Problem to solve:
Work out how many lines of the records contain "天天基金". Answer with the number and nothing else.

** start of Source data **

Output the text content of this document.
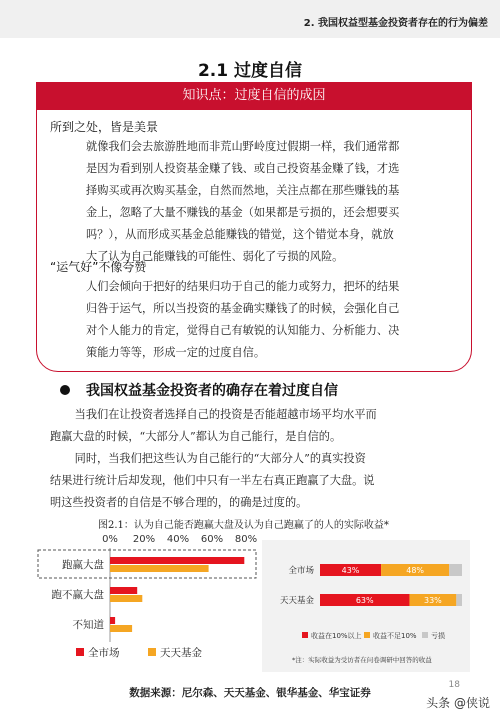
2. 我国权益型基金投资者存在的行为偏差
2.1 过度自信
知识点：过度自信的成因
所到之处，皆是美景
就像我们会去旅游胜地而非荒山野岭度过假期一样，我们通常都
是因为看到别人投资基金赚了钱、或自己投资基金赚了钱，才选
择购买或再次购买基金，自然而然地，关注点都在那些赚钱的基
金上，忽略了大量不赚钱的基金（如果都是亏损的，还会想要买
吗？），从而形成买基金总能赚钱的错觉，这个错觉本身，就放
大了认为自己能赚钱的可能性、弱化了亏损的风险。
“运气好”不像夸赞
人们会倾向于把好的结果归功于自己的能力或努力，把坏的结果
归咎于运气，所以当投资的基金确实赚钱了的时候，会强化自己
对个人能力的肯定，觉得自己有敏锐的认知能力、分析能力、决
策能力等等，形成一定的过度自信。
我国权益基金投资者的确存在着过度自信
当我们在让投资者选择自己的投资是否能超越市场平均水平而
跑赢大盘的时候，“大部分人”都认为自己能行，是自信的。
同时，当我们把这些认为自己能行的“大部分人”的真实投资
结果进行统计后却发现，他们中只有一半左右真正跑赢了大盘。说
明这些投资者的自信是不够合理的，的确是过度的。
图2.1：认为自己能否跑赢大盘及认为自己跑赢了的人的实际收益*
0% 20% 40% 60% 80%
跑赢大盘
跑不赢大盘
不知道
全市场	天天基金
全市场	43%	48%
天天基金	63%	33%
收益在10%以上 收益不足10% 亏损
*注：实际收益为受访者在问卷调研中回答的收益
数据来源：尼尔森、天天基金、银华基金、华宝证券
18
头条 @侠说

** end of Source data **

Solution to this problem:
3